--- START OF Selected extract ---

Downloaded neidL2_20231010T020006.fits

Level 2: Extracted Echelle Spectra

Level 2 data contains wavelength-calibrated, extracted echelle spectra organized by trace, which in NEID’s case are different fibers.

For NEID’s HR mode, the traces are:

  • Trace 1: Science Fiber

  • Trace 2: Sky Fiber

  • Trace 3: Calibration Fiber

For NEID’s HE mode, there is no Trace 3: Calibration Fiber

Each trace has a corresponding flux, wavelength, variance, and blaze function arrays.

Creating L2 from Native NEID Files

For a RVData-standard L2 file only the native L2 NEID data file is needed neidL2_YYYYMMDDTHHMMSS.fits

[3]:
# Create RVData-standard L2 from native NEID files
neid_l2 = RV2.from_fits(native_l2_file, instrument="NEID")

# Save to FITS file
# to_fits will automatically write the standardized file name format
l2_standard_file = neid_l2.to_fits()
print(f"Created {l2_standard_file}")
/Users/krolikowski/codes/RVData/rvdata/instruments/neid/level2.py:172: RuntimeWarning: All-NaN slice encountered
  "WAVE_START": np.nanmin(self.data["TRACE1_WAVE"], axis=1),
/Users/krolikowski/codes/RVData/rvdata/instruments/neid/level2.py:173: RuntimeWarning: All-NaN slice encountered
  "WAVE_END": np.nanmax(self.data["TRACE1_WAVE"], axis=1),
Created neid_SL2_20231010T020006.fits

Note that the standard file name format is similar: neid_SL2_YYYYMMDDTHHMMSS.fits

Using L2 Data

Reading the L2 File

You can read L2 files using either astropy’s fits.open() or the RVData RV2.from_fits() method.

Let’s read back in the standardized L2 file and look at some primary header entries describing the observation

[4]:
# Open using astropy
sl2 = fits.open(l2_standard_file)

# Examine the primary header, which has the same keywords regardless of instrument!
hdr = sl2[0].header
print(f"Telescope: {hdr['TELESCOP']}")
print(f"Instrument: {hdr['INSTRUME']}")
print(f"Object: {hdr['OBJECT']}")
print(f"Number of traces: {hdr['NUMTRACE']}")

--- END OF Selected extract ---

**What the exercise asks**
Write the next part of the NEID Level 2 spectra tutorial, starting right after its last line of code.

--- START OF Dataset ---

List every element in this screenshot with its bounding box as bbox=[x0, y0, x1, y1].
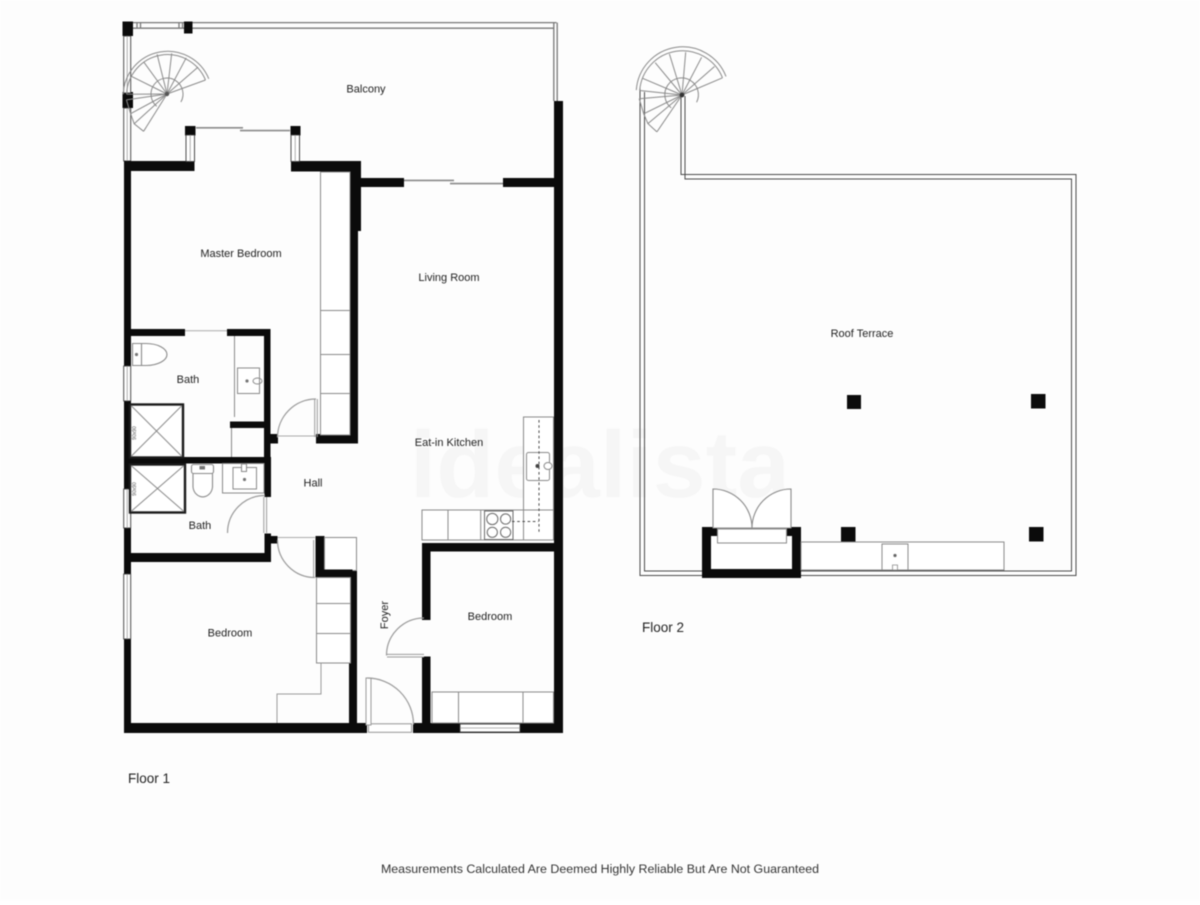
svg-text:Roof Terrace: Roof Terrace bbox=[831, 328, 894, 340]
svg-text:90x90: 90x90 bbox=[132, 482, 138, 496]
svg-text:Floor 1: Floor 1 bbox=[128, 771, 170, 786]
svg-text:Balcony: Balcony bbox=[346, 84, 386, 96]
svg-text:Measurements Calculated Are De: Measurements Calculated Are Deemed Highl… bbox=[381, 862, 819, 876]
svg-text:Bath: Bath bbox=[189, 520, 212, 532]
svg-text:Bath: Bath bbox=[177, 374, 200, 386]
svg-text:Bedroom: Bedroom bbox=[208, 628, 253, 640]
svg-text:Eat-in Kitchen: Eat-in Kitchen bbox=[415, 437, 483, 449]
svg-text:90x90: 90x90 bbox=[132, 426, 138, 440]
svg-text:Hall: Hall bbox=[304, 478, 323, 490]
svg-text:Living Room: Living Room bbox=[418, 272, 479, 284]
svg-text:Bedroom: Bedroom bbox=[468, 611, 513, 623]
svg-text:Master Bedroom: Master Bedroom bbox=[200, 248, 281, 260]
svg-text:Foyer: Foyer bbox=[379, 601, 391, 629]
svg-text:Floor 2: Floor 2 bbox=[642, 620, 684, 635]
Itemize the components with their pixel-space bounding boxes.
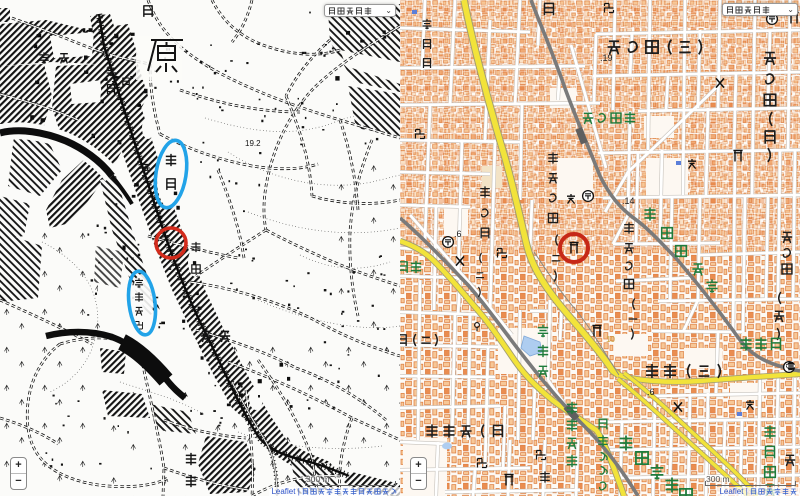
svg-text:10: 10: [606, 335, 615, 344]
svg-text:.6: .6: [647, 387, 655, 397]
svg-text:19.2: 19.2: [245, 139, 261, 148]
svg-text:.14: .14: [622, 196, 635, 206]
svg-text:.19: .19: [600, 53, 613, 63]
svg-text:.6: .6: [454, 229, 462, 239]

--- END OF Dataset ---

**Result**
print("\nTrace contents:")
for i in range(1, hdr['NUMTRACE'] + 1):
    print(f"  TRACE{i}: {hdr[f'TRACE{i}']}")
print(f"\nScience Spectrum S/N at {hdr['EXSNRW1']} Angstrom: {hdr['EXSNR1']:.2f}")

Telescope: WIYN 3.5m
Instrument: NEID
Object: HD 185144
Number of traces: 3

Trace contents:
  TRACE1: Gaia DR2 2261614264930275072
  TRACE2: Sky
  TRACE3: Etalon

Science Spectrum S/N at 5500.0 Angstrom: 363.02

Examining L2 Extensions

The EXT_DESCRIPT extension lists all FITS extensions in the file.

[5]:
# Print out the extension description, which we convert from FITS data extension to an Astropy table for convenenience
ext_descript = Table(sl2["EXT_DESCRIPT"].data)
ext_descript.pprint_all()
       Name                                              Description
----------------- -----------------------------------------------------------------------------------------
          PRIMARY                                                       EPRV Standard FITS HEADER (no data)
INSTRUMENT_HEADER                                                Inherited NEID instrument header (no data)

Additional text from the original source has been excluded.